**Stated goal:** Pick out each line of the material below that contains the string "trend", where case counts, and copy those lines.

**Supplied data:**

::::::::

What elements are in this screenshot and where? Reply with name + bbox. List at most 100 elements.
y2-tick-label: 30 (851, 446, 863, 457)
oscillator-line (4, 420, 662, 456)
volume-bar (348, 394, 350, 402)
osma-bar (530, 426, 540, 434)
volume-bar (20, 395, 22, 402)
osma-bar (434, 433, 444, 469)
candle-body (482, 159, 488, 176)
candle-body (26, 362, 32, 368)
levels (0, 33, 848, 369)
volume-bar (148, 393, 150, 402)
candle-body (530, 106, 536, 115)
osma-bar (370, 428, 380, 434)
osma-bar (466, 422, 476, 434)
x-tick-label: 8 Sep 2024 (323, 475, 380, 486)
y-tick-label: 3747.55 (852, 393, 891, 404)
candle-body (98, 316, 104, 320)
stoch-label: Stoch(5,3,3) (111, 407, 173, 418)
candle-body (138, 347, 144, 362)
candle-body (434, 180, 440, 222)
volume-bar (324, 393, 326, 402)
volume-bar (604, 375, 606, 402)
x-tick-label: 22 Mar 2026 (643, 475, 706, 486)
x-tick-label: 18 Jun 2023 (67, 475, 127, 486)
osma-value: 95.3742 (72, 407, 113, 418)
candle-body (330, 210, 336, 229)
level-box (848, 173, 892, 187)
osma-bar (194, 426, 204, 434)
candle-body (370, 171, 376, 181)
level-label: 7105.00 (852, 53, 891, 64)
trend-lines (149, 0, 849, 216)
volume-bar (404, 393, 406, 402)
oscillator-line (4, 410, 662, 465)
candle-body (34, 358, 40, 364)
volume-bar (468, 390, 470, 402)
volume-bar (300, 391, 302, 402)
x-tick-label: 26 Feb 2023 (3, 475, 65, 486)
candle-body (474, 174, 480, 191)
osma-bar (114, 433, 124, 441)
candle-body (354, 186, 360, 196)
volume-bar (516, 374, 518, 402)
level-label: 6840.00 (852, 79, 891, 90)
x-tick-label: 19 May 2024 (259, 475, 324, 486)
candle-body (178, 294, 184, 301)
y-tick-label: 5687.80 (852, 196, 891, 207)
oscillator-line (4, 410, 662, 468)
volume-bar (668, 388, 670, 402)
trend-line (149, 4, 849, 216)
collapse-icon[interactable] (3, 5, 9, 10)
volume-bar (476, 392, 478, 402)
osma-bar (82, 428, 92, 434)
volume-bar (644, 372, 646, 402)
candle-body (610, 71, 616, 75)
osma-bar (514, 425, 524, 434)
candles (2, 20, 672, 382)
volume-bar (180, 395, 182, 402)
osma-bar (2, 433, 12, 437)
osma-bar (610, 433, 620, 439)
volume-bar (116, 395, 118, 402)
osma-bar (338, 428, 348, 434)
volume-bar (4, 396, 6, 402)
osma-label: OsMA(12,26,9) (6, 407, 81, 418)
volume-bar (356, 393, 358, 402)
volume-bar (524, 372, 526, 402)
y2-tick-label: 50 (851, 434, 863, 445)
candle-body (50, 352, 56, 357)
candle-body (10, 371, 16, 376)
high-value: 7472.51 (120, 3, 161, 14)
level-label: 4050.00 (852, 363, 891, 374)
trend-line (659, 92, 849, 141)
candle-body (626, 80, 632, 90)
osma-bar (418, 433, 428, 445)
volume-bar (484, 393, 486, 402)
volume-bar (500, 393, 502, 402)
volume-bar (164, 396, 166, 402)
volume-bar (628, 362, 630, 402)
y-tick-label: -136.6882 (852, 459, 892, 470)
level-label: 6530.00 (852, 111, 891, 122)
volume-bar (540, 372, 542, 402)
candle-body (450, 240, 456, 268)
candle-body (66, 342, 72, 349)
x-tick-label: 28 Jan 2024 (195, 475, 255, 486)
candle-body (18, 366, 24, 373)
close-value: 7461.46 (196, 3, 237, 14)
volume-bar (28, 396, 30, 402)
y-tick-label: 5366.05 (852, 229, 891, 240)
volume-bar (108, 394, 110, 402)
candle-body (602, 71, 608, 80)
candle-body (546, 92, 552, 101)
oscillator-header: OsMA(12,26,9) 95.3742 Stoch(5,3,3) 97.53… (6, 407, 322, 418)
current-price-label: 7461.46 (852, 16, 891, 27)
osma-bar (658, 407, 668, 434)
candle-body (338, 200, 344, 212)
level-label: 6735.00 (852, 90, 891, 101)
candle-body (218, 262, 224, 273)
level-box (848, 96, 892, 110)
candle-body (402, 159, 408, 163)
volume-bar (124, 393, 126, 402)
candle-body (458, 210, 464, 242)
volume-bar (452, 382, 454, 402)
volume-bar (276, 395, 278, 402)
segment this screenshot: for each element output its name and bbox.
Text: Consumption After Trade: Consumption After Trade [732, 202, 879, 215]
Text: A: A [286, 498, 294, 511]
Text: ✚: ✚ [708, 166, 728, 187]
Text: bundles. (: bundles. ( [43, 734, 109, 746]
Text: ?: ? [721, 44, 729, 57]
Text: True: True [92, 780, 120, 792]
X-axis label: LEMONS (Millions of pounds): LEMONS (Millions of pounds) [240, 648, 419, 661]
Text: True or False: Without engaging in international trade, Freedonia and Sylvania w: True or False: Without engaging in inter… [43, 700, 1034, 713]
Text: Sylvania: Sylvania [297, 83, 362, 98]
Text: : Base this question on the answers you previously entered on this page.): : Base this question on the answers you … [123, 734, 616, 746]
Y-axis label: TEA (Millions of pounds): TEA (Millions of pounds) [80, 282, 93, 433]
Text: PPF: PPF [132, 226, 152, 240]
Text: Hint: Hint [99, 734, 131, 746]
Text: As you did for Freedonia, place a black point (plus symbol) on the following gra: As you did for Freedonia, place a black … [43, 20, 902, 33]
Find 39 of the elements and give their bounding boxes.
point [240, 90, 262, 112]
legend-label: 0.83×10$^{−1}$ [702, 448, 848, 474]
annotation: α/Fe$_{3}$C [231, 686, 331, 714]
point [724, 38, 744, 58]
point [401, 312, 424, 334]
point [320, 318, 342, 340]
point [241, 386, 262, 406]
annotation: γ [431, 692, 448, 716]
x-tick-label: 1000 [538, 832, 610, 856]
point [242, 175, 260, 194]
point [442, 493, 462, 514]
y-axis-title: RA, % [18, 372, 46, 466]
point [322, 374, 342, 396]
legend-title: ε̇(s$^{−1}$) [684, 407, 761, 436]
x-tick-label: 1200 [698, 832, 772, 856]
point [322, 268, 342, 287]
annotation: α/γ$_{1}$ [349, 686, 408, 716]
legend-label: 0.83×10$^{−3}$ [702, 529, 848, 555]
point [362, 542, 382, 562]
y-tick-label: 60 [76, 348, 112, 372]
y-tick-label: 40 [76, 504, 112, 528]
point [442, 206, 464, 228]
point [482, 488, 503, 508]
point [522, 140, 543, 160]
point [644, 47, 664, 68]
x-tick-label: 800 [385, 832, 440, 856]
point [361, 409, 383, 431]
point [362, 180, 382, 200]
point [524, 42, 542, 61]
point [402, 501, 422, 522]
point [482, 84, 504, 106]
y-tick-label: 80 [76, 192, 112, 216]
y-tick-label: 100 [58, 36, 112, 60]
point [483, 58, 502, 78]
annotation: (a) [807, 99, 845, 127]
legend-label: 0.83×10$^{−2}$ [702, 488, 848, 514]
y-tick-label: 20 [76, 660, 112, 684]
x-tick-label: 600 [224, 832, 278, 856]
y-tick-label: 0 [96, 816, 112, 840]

::::::::

**Solution for this task:**
trend-lines (149, 0, 849, 216)
trend-line (149, 4, 849, 216)
trend-line (659, 92, 849, 141)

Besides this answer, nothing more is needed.